> **Data listing**
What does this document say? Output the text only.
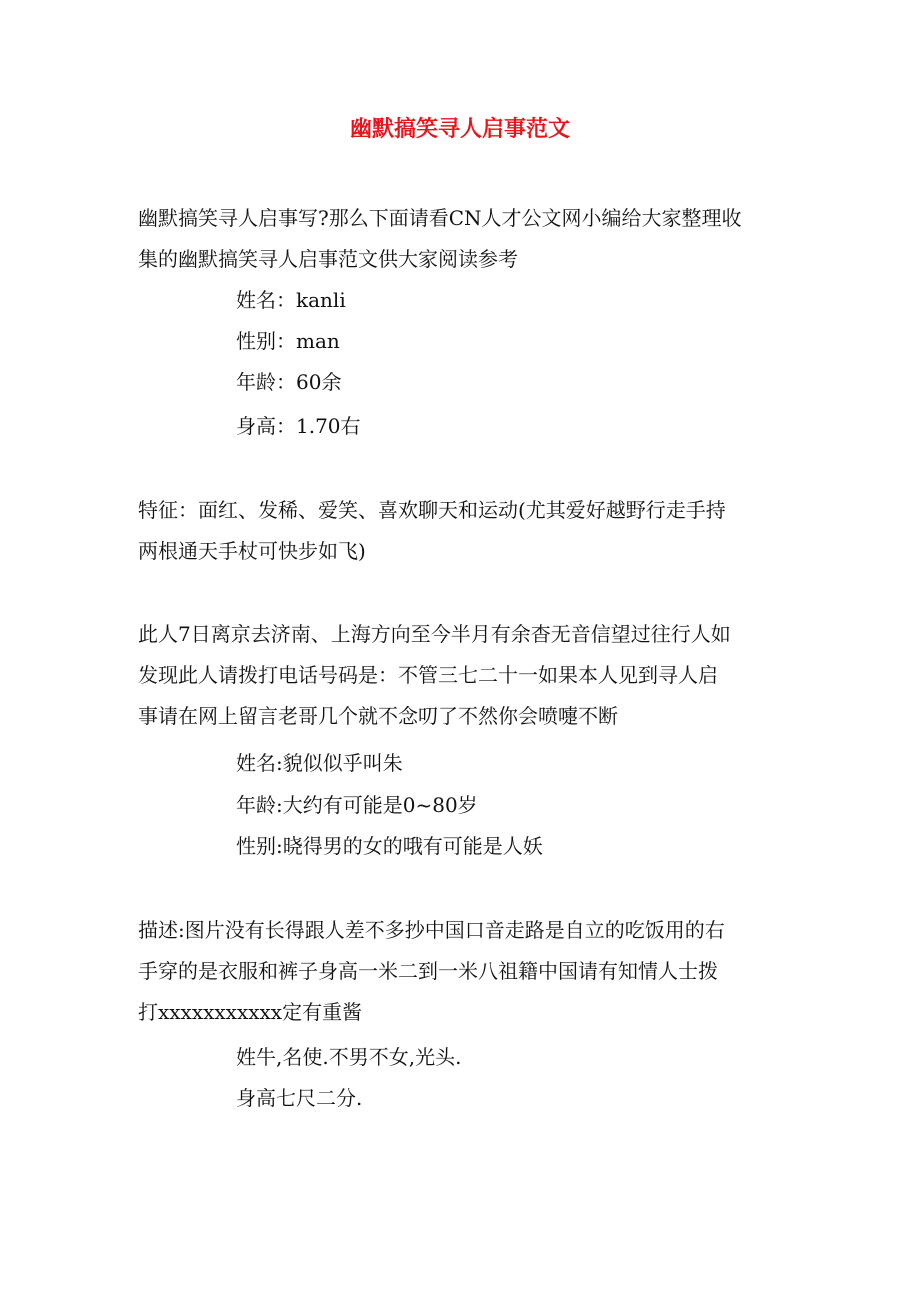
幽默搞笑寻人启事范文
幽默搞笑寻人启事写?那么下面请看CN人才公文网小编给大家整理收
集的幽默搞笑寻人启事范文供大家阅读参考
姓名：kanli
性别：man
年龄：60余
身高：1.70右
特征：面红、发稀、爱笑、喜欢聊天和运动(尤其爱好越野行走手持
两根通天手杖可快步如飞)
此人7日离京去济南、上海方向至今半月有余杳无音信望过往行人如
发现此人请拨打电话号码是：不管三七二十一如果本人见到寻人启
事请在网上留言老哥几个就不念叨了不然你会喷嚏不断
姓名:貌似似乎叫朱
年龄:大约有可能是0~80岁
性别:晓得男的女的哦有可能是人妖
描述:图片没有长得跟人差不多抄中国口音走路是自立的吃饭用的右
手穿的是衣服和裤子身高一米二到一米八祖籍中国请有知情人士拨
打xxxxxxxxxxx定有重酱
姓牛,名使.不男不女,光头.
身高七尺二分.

> **WHAT TO WORK ON**
Every entry above should be duplicated exactly. Do not include the images.

> **REPLY**
What does this document say? Output the text only.
幽默搞笑寻人启事范文
幽默搞笑寻人启事写?那么下面请看CN人才公文网小编给大家整理收
集的幽默搞笑寻人启事范文供大家阅读参考
姓名：kanli
性别：man
年龄：60余
身高：1.70右
特征：面红、发稀、爱笑、喜欢聊天和运动(尤其爱好越野行走手持
两根通天手杖可快步如飞)
此人7日离京去济南、上海方向至今半月有余杳无音信望过往行人如
发现此人请拨打电话号码是：不管三七二十一如果本人见到寻人启
事请在网上留言老哥几个就不念叨了不然你会喷嚏不断
姓名:貌似似乎叫朱
年龄:大约有可能是0~80岁
性别:晓得男的女的哦有可能是人妖
描述:图片没有长得跟人差不多抄中国口音走路是自立的吃饭用的右
手穿的是衣服和裤子身高一米二到一米八祖籍中国请有知情人士拨
打xxxxxxxxxxx定有重酱
姓牛,名使.不男不女,光头.
身高七尺二分.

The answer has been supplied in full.